*Task input:*
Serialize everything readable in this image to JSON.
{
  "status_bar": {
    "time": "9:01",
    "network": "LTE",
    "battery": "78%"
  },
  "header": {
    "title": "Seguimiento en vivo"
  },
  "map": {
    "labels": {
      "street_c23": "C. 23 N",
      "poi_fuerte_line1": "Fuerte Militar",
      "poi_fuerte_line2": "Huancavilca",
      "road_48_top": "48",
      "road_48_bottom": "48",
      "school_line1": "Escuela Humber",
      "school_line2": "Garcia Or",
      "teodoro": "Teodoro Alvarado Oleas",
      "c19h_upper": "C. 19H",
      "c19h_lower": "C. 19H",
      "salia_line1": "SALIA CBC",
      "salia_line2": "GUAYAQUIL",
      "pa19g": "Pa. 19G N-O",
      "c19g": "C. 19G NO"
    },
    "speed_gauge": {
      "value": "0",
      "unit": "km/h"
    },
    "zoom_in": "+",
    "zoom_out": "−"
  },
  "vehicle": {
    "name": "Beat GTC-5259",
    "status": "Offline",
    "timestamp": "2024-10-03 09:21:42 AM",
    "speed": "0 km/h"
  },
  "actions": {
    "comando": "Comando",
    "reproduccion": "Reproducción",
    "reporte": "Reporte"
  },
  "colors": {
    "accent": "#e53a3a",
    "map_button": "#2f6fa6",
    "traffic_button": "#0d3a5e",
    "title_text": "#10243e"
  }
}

...

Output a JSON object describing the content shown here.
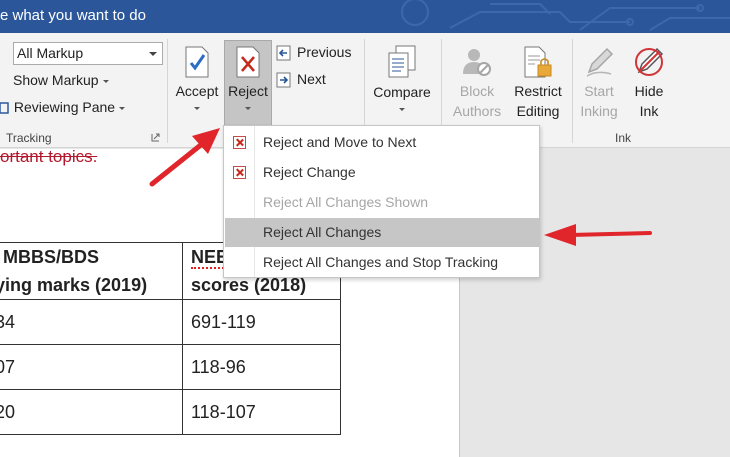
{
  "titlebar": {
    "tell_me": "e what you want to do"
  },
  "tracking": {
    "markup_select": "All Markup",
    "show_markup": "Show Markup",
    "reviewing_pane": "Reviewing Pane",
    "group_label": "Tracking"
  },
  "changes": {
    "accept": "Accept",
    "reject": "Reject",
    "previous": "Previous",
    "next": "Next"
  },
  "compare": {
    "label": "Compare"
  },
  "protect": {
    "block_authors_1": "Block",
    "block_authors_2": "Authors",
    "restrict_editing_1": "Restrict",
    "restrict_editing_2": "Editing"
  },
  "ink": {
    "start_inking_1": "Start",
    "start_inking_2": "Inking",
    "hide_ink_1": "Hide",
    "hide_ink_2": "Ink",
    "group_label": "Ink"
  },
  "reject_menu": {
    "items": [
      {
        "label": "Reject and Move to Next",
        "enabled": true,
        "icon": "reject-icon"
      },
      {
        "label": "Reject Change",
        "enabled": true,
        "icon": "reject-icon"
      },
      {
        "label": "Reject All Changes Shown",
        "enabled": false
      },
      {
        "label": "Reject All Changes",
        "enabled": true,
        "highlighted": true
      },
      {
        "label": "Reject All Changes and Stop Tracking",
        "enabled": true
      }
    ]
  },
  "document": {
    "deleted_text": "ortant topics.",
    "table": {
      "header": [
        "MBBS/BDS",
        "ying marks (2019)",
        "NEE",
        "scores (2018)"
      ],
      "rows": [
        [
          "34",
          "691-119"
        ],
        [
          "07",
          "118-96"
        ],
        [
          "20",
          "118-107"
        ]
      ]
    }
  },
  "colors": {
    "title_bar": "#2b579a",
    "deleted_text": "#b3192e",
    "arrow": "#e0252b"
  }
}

*What the task requires:*
Above are some records. Report the number of their lines that include "Markup", and add nothing else.

*The response:*
2